● **Directions for this task**
Extract all lines from the data beneath that include the word "EDDL".
■ ■ ■ ■ ■ ■ ■
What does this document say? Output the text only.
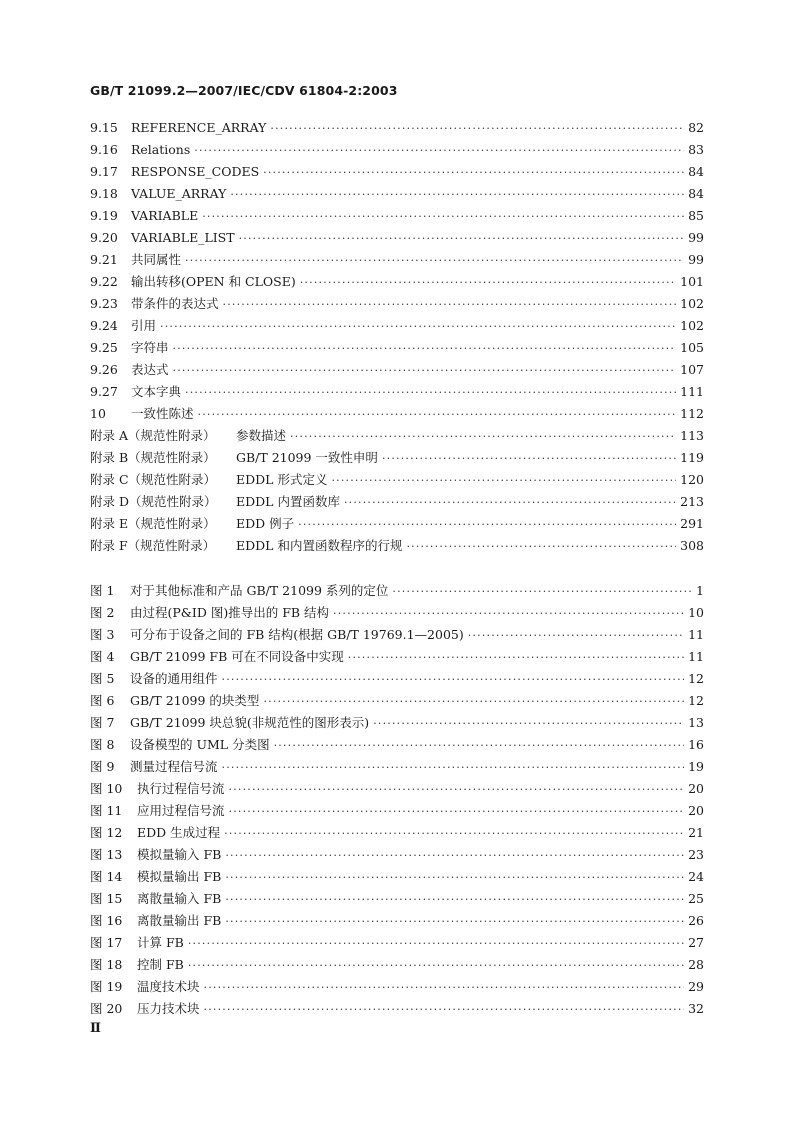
GB/T 21099.2—2007/IEC/CDV 61804-2:2003
9.15	REFERENCE_ARRAY ·····	82
9.16	Relations ·····	83
9.17	RESPONSE_CODES ·····	84
9.18	VALUE_ARRAY ·····	84
9.19	VARIABLE ·····	85
9.20	VARIABLE_LIST ·····	99
9.21	共同属性 ·····	99
9.22	输出转移(OPEN 和 CLOSE) ·····	101
9.23	带条件的表达式 ·····	102
9.24	引用 ·····	102
9.25	字符串 ·····	105
9.26	表达式 ·····	107
9.27	文本字典 ·····	111
10	一致性陈述 ·····	112
附录 A（规范性附录）	参数描述 ·····	113
附录 B（规范性附录）	GB/T 21099 一致性申明 ·····	119
附录 C（规范性附录）	EDDL 形式定义 ·····	120
附录 D（规范性附录）	EDDL 内置函数库 ·····	213
附录 E（规范性附录）	EDD 例子 ·····	291
附录 F（规范性附录）	EDDL 和内置函数程序的行规 ·····	308
图 1	对于其他标准和产品 GB/T 21099 系列的定位 ·····	1
图 2	由过程(P&ID 图)推导出的 FB 结构 ·····	10
图 3	可分布于设备之间的 FB 结构(根据 GB/T 19769.1—2005) ·····	11
图 4	GB/T 21099 FB 可在不同设备中实现 ·····	11
图 5	设备的通用组件 ·····	12
图 6	GB/T 21099 的块类型 ·····	12
图 7	GB/T 21099 块总貌(非规范性的图形表示) ·····	13
图 8	设备模型的 UML 分类图 ·····	16
图 9	测量过程信号流 ·····	19
图 10	执行过程信号流 ·····	20
图 11	应用过程信号流 ·····	20
图 12	EDD 生成过程 ·····	21
图 13	模拟量输入 FB ·····	23
图 14	模拟量输出 FB ·····	24
图 15	离散量输入 FB ·····	25
图 16	离散量输出 FB ·····	26
图 17	计算 FB ·····	27
图 18	控制 FB ·····	28
图 19	温度技术块 ·····	29
图 20	压力技术块 ·····	32
Ⅱ
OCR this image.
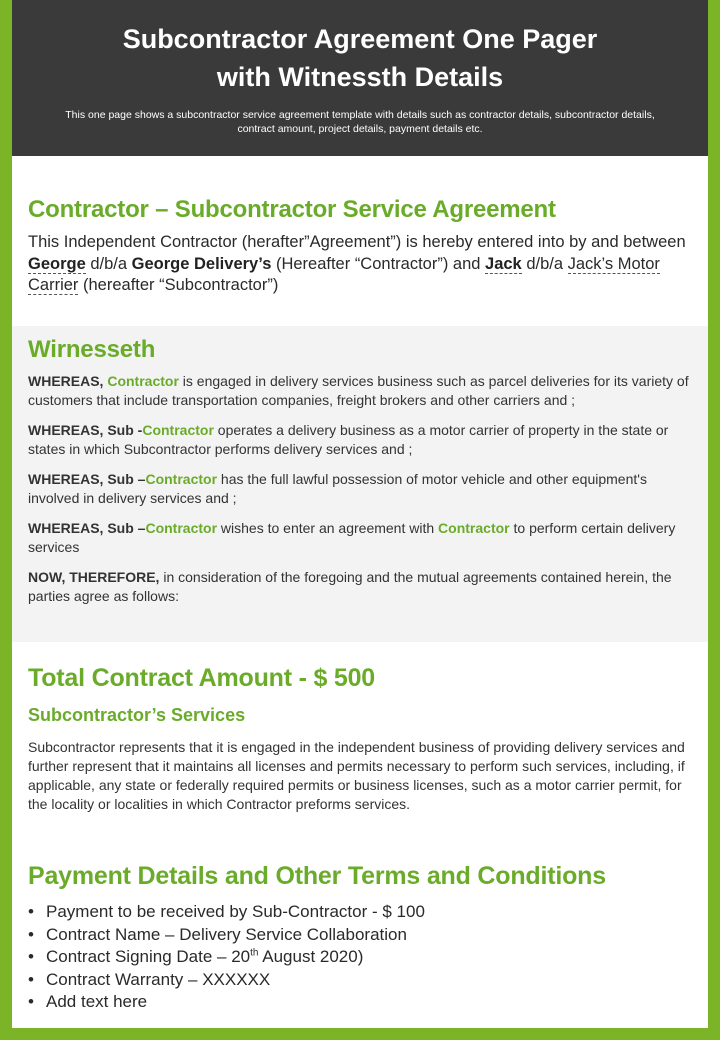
Subcontractor Agreement One Pager
with Witnessth Details
This one page shows a subcontractor service agreement template with details such as contractor details, subcontractor details, contract amount, project details, payment details etc.
Contractor – Subcontractor Service Agreement
This Independent Contractor (herafter”Agreement”) is hereby entered into by and between George d/b/a George Delivery’s (Hereafter “Contractor”) and Jack d/b/a Jack’s Motor Carrier (hereafter “Subcontractor”)
Wirnesseth

WHEREAS, Contractor is engaged in delivery services business such as parcel deliveries for its variety of customers that include transportation companies, freight brokers and other carriers and ;

WHEREAS, Sub -Contractor operates a delivery business as a motor carrier of property in the state or states in which Subcontractor performs delivery services and ;

WHEREAS, Sub –Contractor has the full lawful possession of motor vehicle and other equipment's involved in delivery services and ;

WHEREAS, Sub –Contractor wishes to enter an agreement with Contractor to perform certain delivery services

NOW, THEREFORE, in consideration of the foregoing and the mutual agreements contained herein, the parties agree as follows:

Total Contract Amount - $ 500
Subcontractor’s Services
Subcontractor represents that it is engaged in the independent business of providing delivery services and further represent that it maintains all licenses and permits necessary to perform such services, including, if applicable, any state or federally required permits or business licenses, such as a motor carrier permit, for the locality or localities in which Contractor preforms services.
Payment Details and Other Terms and Conditions
• Payment to be received by Sub-Contractor - $ 100
• Contract Name – Delivery Service Collaboration
• Contract Signing Date – 20th August 2020)
• Contract Warranty – XXXXXX
• Add text here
■ ■ ■ ■ ■ ■ ■
● **Solution for this task**
附录 C（规范性附录）	EDDL 形式定义 ·····	120
附录 D（规范性附录）	EDDL 内置函数库 ·····	213
附录 F（规范性附录）	EDDL 和内置函数程序的行规 ·····	308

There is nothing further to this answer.